§ DATA TO USE:
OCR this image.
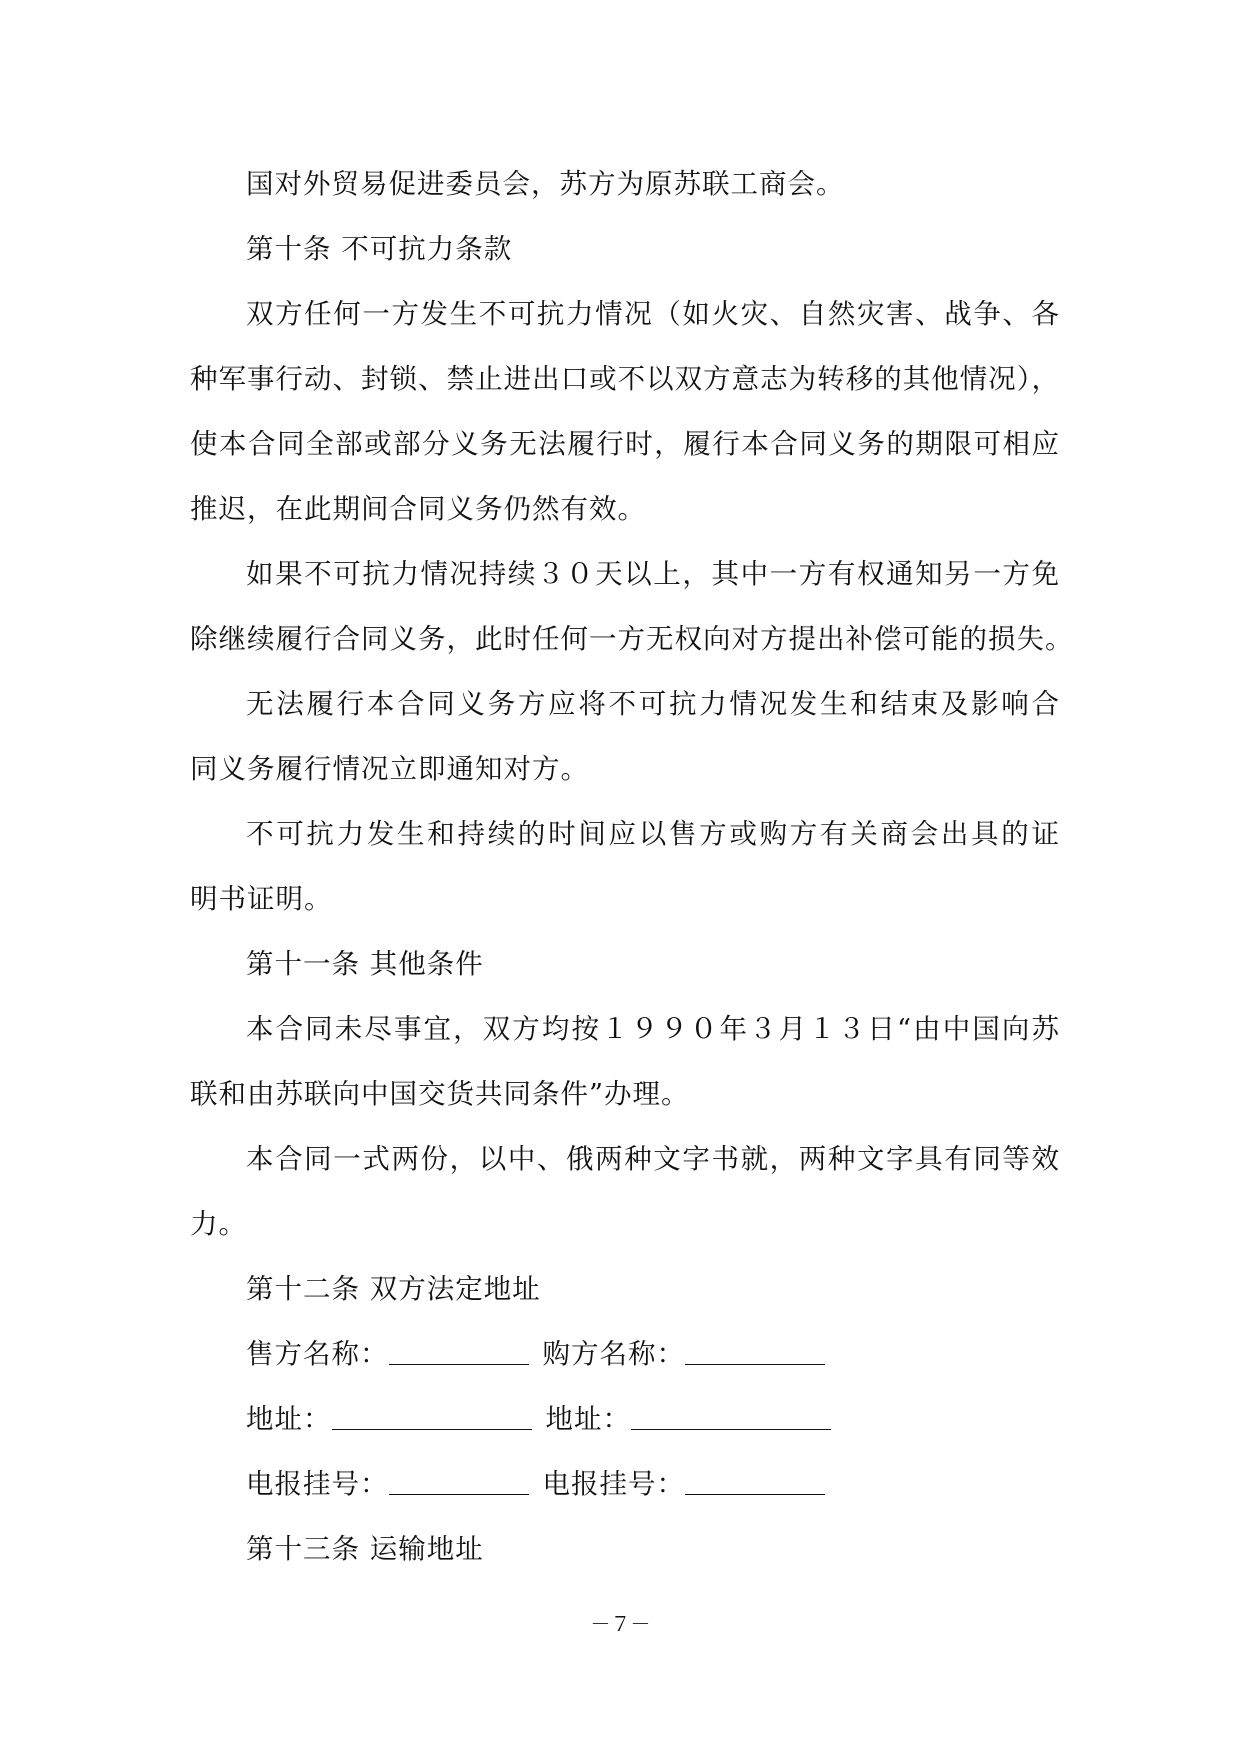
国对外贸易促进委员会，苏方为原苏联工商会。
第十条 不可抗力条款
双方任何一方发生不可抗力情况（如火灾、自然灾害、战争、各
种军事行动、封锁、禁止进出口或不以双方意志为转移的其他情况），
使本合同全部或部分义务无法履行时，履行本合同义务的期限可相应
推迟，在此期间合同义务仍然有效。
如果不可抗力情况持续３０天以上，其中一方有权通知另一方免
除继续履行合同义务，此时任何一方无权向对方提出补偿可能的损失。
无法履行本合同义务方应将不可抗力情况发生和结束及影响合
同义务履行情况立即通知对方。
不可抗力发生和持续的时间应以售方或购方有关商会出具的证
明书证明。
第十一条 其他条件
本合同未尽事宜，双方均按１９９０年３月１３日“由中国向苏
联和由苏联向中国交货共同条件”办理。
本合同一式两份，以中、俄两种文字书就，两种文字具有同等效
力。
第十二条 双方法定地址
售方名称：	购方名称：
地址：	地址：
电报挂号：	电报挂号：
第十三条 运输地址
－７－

§ SHORT EXERCISE:
Leave the pictures out, and transcribe each of the records exactly.

§ EXERCISE RESULT:
OCR this image.
国对外贸易促进委员会，苏方为原苏联工商会。
第十条 不可抗力条款
双方任何一方发生不可抗力情况（如火灾、自然灾害、战争、各
种军事行动、封锁、禁止进出口或不以双方意志为转移的其他情况），
使本合同全部或部分义务无法履行时，履行本合同义务的期限可相应
推迟，在此期间合同义务仍然有效。
如果不可抗力情况持续３０天以上，其中一方有权通知另一方免
除继续履行合同义务，此时任何一方无权向对方提出补偿可能的损失。
无法履行本合同义务方应将不可抗力情况发生和结束及影响合
同义务履行情况立即通知对方。
不可抗力发生和持续的时间应以售方或购方有关商会出具的证
明书证明。
第十一条 其他条件
本合同未尽事宜，双方均按１９９０年３月１３日“由中国向苏
联和由苏联向中国交货共同条件”办理。
本合同一式两份，以中、俄两种文字书就，两种文字具有同等效
力。
第十二条 双方法定地址
售方名称：	购方名称：
地址：	地址：
电报挂号：	电报挂号：
第十三条 运输地址
－７－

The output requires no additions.